(Data records)
* * * *
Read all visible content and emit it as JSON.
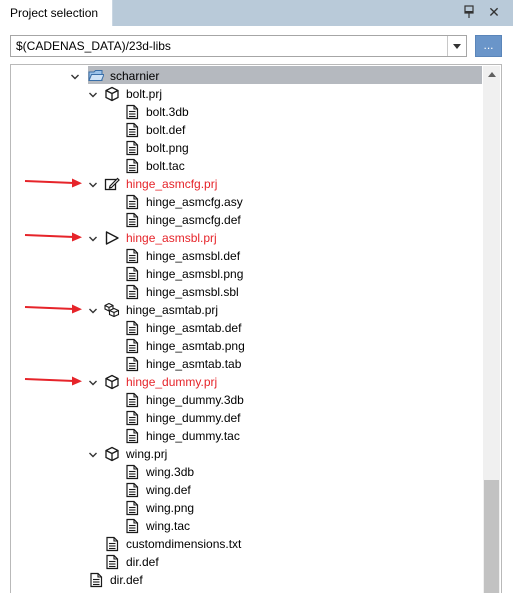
{
  "window": {
    "tab_title": "Project selection",
    "close_glyph": "✕"
  },
  "path": {
    "value": "$(CADENAS_DATA)/23d-libs",
    "browse_label": "..."
  },
  "colors": {
    "highlight_text": "#e6242a",
    "selected_row": "#b5b9bf",
    "arrow": "#e6242a"
  },
  "tree": [
    {
      "label": "scharnier",
      "icon": "folder-open-icon",
      "expanded": true,
      "selected": true
    },
    {
      "label": "bolt.prj",
      "icon": "cube-icon",
      "expanded": true
    },
    {
      "label": "bolt.3db",
      "icon": "document-icon"
    },
    {
      "label": "bolt.def",
      "icon": "document-icon"
    },
    {
      "label": "bolt.png",
      "icon": "document-icon"
    },
    {
      "label": "bolt.tac",
      "icon": "document-icon"
    },
    {
      "label": "hinge_asmcfg.prj",
      "icon": "edit-icon",
      "expanded": true,
      "highlighted": true
    },
    {
      "label": "hinge_asmcfg.asy",
      "icon": "document-icon"
    },
    {
      "label": "hinge_asmcfg.def",
      "icon": "document-icon"
    },
    {
      "label": "hinge_asmsbl.prj",
      "icon": "triangle-icon",
      "expanded": true,
      "highlighted": true
    },
    {
      "label": "hinge_asmsbl.def",
      "icon": "document-icon"
    },
    {
      "label": "hinge_asmsbl.png",
      "icon": "document-icon"
    },
    {
      "label": "hinge_asmsbl.sbl",
      "icon": "document-icon"
    },
    {
      "label": "hinge_asmtab.prj",
      "icon": "cubes-icon",
      "expanded": true
    },
    {
      "label": "hinge_asmtab.def",
      "icon": "document-icon"
    },
    {
      "label": "hinge_asmtab.png",
      "icon": "document-icon"
    },
    {
      "label": "hinge_asmtab.tab",
      "icon": "document-icon"
    },
    {
      "label": "hinge_dummy.prj",
      "icon": "cube-icon",
      "expanded": true,
      "highlighted": true
    },
    {
      "label": "hinge_dummy.3db",
      "icon": "document-icon"
    },
    {
      "label": "hinge_dummy.def",
      "icon": "document-icon"
    },
    {
      "label": "hinge_dummy.tac",
      "icon": "document-icon"
    },
    {
      "label": "wing.prj",
      "icon": "cube-icon",
      "expanded": true
    },
    {
      "label": "wing.3db",
      "icon": "document-icon"
    },
    {
      "label": "wing.def",
      "icon": "document-icon"
    },
    {
      "label": "wing.png",
      "icon": "document-icon"
    },
    {
      "label": "wing.tac",
      "icon": "document-icon"
    },
    {
      "label": "customdimensions.txt",
      "icon": "document-icon"
    },
    {
      "label": "dir.def",
      "icon": "document-icon"
    },
    {
      "label": "dir.def",
      "icon": "document-icon"
    }
  ]
}
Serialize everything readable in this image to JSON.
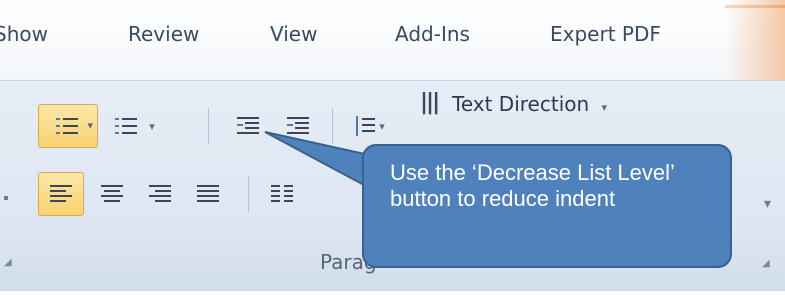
{
  "tabs": [
    {
      "label": "Show"
    },
    {
      "label": "Review"
    },
    {
      "label": "View"
    },
    {
      "label": "Add-Ins"
    },
    {
      "label": "Expert PDF"
    }
  ],
  "ribbon": {
    "text_direction_label": "Text Direction",
    "group_label": "Parag",
    "dropdown_glyph": "▾"
  },
  "callout": {
    "text": "Use the ‘Decrease List Level’ button to reduce indent"
  },
  "colors": {
    "callout_fill": "#4f81bd",
    "active_button": "#f9d271"
  },
  "icons": [
    "bullets-icon",
    "numbering-icon",
    "decrease-indent-icon",
    "increase-indent-icon",
    "line-spacing-icon",
    "text-direction-icon",
    "align-left-icon",
    "center-icon",
    "align-right-icon",
    "justify-icon",
    "columns-icon"
  ]
}
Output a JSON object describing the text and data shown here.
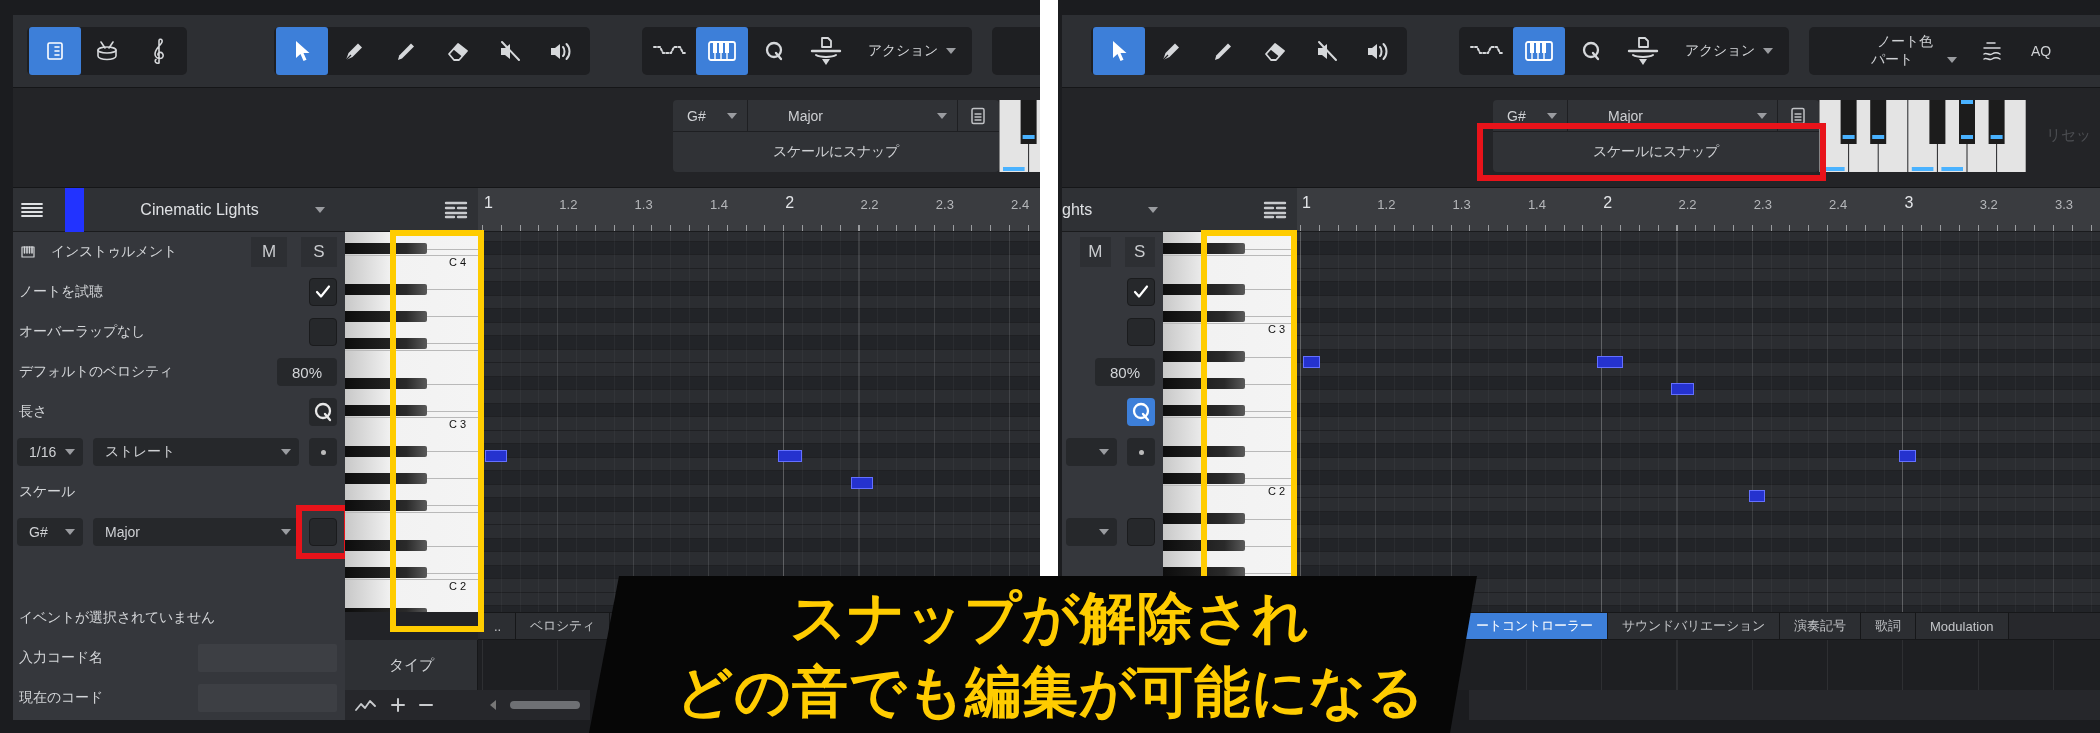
{
  "panels": [
    {
      "kind": "full",
      "toolbar": {
        "view_buttons": [
          {
            "selected": true
          },
          {
            "selected": false
          },
          {
            "selected": false
          }
        ],
        "tool_buttons": [
          {
            "selected": true
          },
          {
            "selected": false
          },
          {
            "selected": false
          },
          {
            "selected": false
          },
          {
            "selected": false
          },
          {
            "selected": false
          }
        ],
        "edit_buttons": [
          {
            "selected": false
          },
          {
            "selected": true
          },
          {
            "selected": false
          },
          {
            "selected": false
          }
        ],
        "action_menu": "アクション"
      },
      "scale_bar": {
        "key": "G#",
        "scale": "Major",
        "snap_label": "スケールにスナップ",
        "highlighted": false
      },
      "track": {
        "name": "Cinematic Lights",
        "color": "#2233ff"
      },
      "inspector": [
        {
          "kind": "instrument",
          "label": "インストゥルメント",
          "mute_label": "M",
          "solo_label": "S"
        },
        {
          "kind": "check",
          "label": "ノートを試聴",
          "checked": true
        },
        {
          "kind": "check",
          "label": "オーバーラップなし",
          "checked": false
        },
        {
          "kind": "value",
          "label": "デフォルトのベロシティ",
          "value": "80%"
        },
        {
          "kind": "quantize",
          "label": "長さ",
          "selected": false
        },
        {
          "kind": "length",
          "length": "1/16",
          "mode": "ストレート"
        },
        {
          "kind": "heading",
          "label": "スケール"
        },
        {
          "kind": "scale",
          "key": "G#",
          "scale": "Major",
          "checked": false,
          "highlighted": true
        },
        {
          "kind": "status",
          "label": "イベントが選択されていません"
        },
        {
          "kind": "field",
          "label": "入力コード名"
        },
        {
          "kind": "field",
          "label": "現在のコード"
        }
      ],
      "ruler": [
        "1",
        "1.2",
        "1.3",
        "1.4",
        "2",
        "2.2",
        "2.3",
        "2.4"
      ],
      "key_labels": [
        "C 4",
        "C 3",
        "C 2"
      ],
      "keys_highlighted": true,
      "tabs": [
        {
          "label": "..",
          "selected": false
        },
        {
          "label": "ベロシティ",
          "selected": false
        }
      ],
      "lane_button": "タイプ"
    },
    {
      "kind": "cropped",
      "toolbar": {
        "tool_buttons": [
          {
            "selected": true
          },
          {
            "selected": false
          },
          {
            "selected": false
          },
          {
            "selected": false
          },
          {
            "selected": false
          },
          {
            "selected": false
          }
        ],
        "edit_buttons": [
          {
            "selected": false
          },
          {
            "selected": true
          },
          {
            "selected": false
          },
          {
            "selected": false
          }
        ],
        "action_menu": "アクション",
        "note_color": {
          "label": "ノート色",
          "value": "パート"
        },
        "aq_label": "AQ"
      },
      "scale_bar": {
        "key": "G#",
        "scale": "Major",
        "snap_label": "スケールにスナップ",
        "highlighted": true,
        "reset_label": "リセッ"
      },
      "track": {
        "name": "ghts"
      },
      "inspector": [
        {
          "kind": "instrument",
          "mute_label": "M",
          "solo_label": "S"
        },
        {
          "kind": "check",
          "checked": true
        },
        {
          "kind": "check",
          "checked": false
        },
        {
          "kind": "value",
          "value": "80%"
        },
        {
          "kind": "quantize",
          "selected": true
        },
        {
          "kind": "length"
        },
        {
          "kind": "heading"
        },
        {
          "kind": "scale",
          "checked": false,
          "highlighted": false
        }
      ],
      "ruler": [
        "1",
        "1.2",
        "1.3",
        "1.4",
        "2",
        "2.2",
        "2.3",
        "2.4",
        "3",
        "3.2",
        "3.3"
      ],
      "key_labels": [
        "C 3",
        "C 2"
      ],
      "keys_highlighted": true,
      "tabs": [
        {
          "label": "ートコントローラー",
          "selected": true
        },
        {
          "label": "サウンドバリエーション",
          "selected": false
        },
        {
          "label": "演奏記号",
          "selected": false
        },
        {
          "label": "歌詞",
          "selected": false
        },
        {
          "label": "Modulation",
          "selected": false
        }
      ]
    }
  ],
  "caption": {
    "lines": [
      "スナップが解除され",
      "どの音でも編集が可能になる"
    ]
  }
}
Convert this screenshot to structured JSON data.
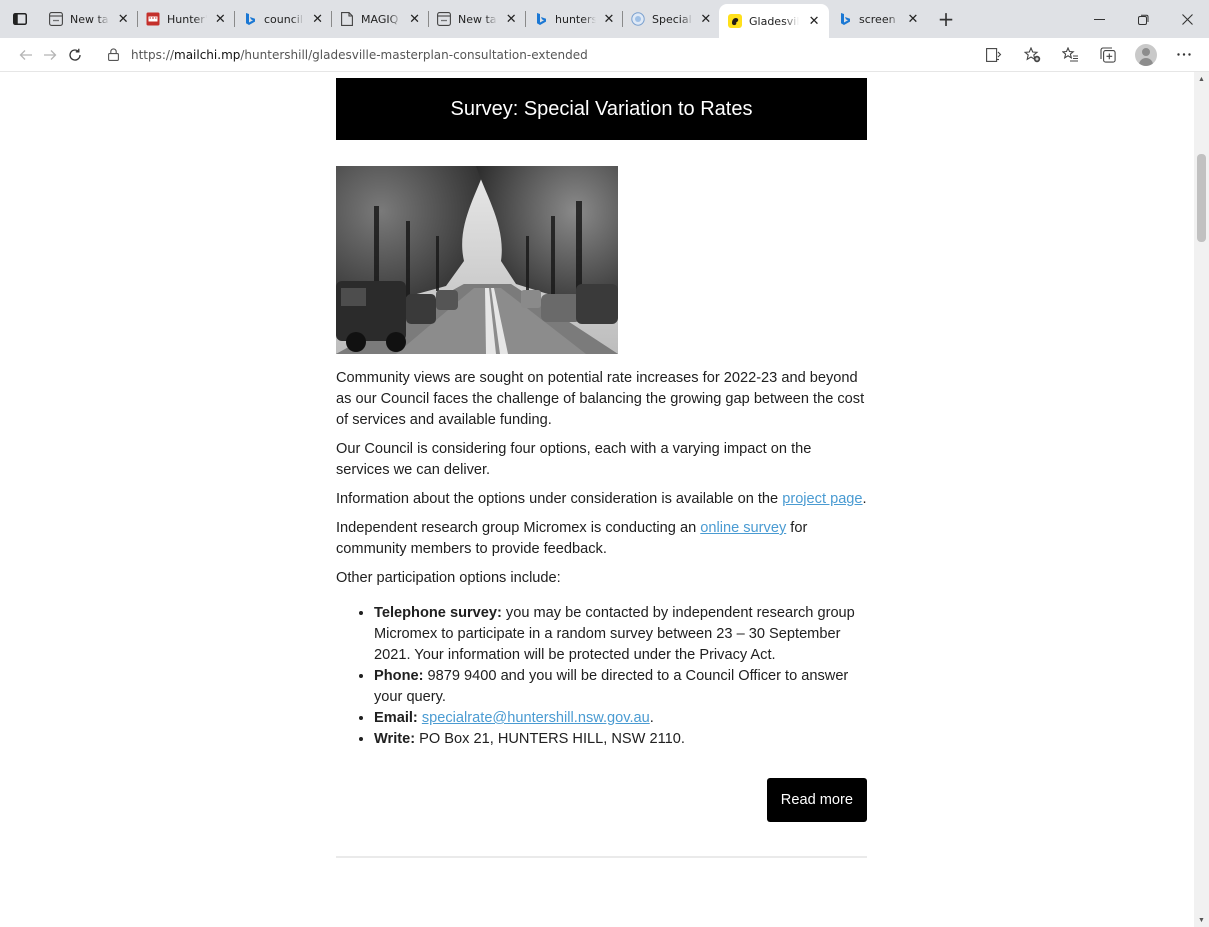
{
  "browser": {
    "tabs": [
      {
        "title": "New tab",
        "icon": "newtab-icon",
        "active": false
      },
      {
        "title": "Hunter's",
        "icon": "pdf-icon",
        "active": false
      },
      {
        "title": "council a",
        "icon": "bing-icon",
        "active": false
      },
      {
        "title": "MAGIQ D",
        "icon": "document-icon",
        "active": false
      },
      {
        "title": "New tab",
        "icon": "newtab-icon",
        "active": false
      },
      {
        "title": "hunters h",
        "icon": "bing-icon",
        "active": false
      },
      {
        "title": "Special V",
        "icon": "globe-icon",
        "active": false
      },
      {
        "title": "Gladesvil",
        "icon": "mailchimp-icon",
        "active": true
      },
      {
        "title": "screen sh",
        "icon": "bing-icon",
        "active": false
      }
    ],
    "url_prefix": "https://",
    "url_domain": "mailchi.mp",
    "url_path": "/huntershill/gladesville-masterplan-consultation-extended",
    "tab_close_glyph": "✕",
    "new_tab_glyph": "+"
  },
  "email": {
    "banner_title": "Survey: Special Variation to Rates",
    "paragraphs": {
      "p1": "Community views are sought on potential rate increases for 2022-23 and beyond as our Council faces the challenge of balancing the growing gap between the cost of services and available funding.",
      "p2": "Our Council is considering four options, each with a varying impact on the services we can deliver.",
      "p3_before": "Information about the options under consideration is available on the ",
      "p3_link": "project page",
      "p3_after": ".",
      "p4_before": "Independent research group Micromex is conducting an ",
      "p4_link": "online survey",
      "p4_after": " for community members to provide feedback.",
      "p5": "Other participation options include:"
    },
    "list": {
      "telephone_label": "Telephone survey:",
      "telephone_text": " you may be contacted by independent research group Micromex to participate in a random survey between 23 – 30 September 2021. Your information will be protected under the Privacy Act.",
      "phone_label": "Phone:",
      "phone_text": " 9879 9400 and you will be directed to a Council Officer to answer your query.",
      "email_label": "Email:",
      "email_link": "specialrate@huntershill.nsw.gov.au",
      "email_after": ".",
      "write_label": "Write:",
      "write_text": " PO Box 21, HUNTERS HILL, NSW 2110."
    },
    "read_more_label": "Read more"
  },
  "colors": {
    "banner_bg": "#000000",
    "link": "#4a9bd2",
    "tabstrip": "#dfe1e5"
  }
}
* * * *
#### Do this:
Look through the data and gather every line with the string "Micromex" in it.

#### Task output:
      "p4_before": "Independent research group Micromex is conducting an ",
      "telephone_text": " you may be contacted by independent research group Micromex to participate in a random survey between 23 – 30 September 2021. Your information will be protected under the Privacy Act.",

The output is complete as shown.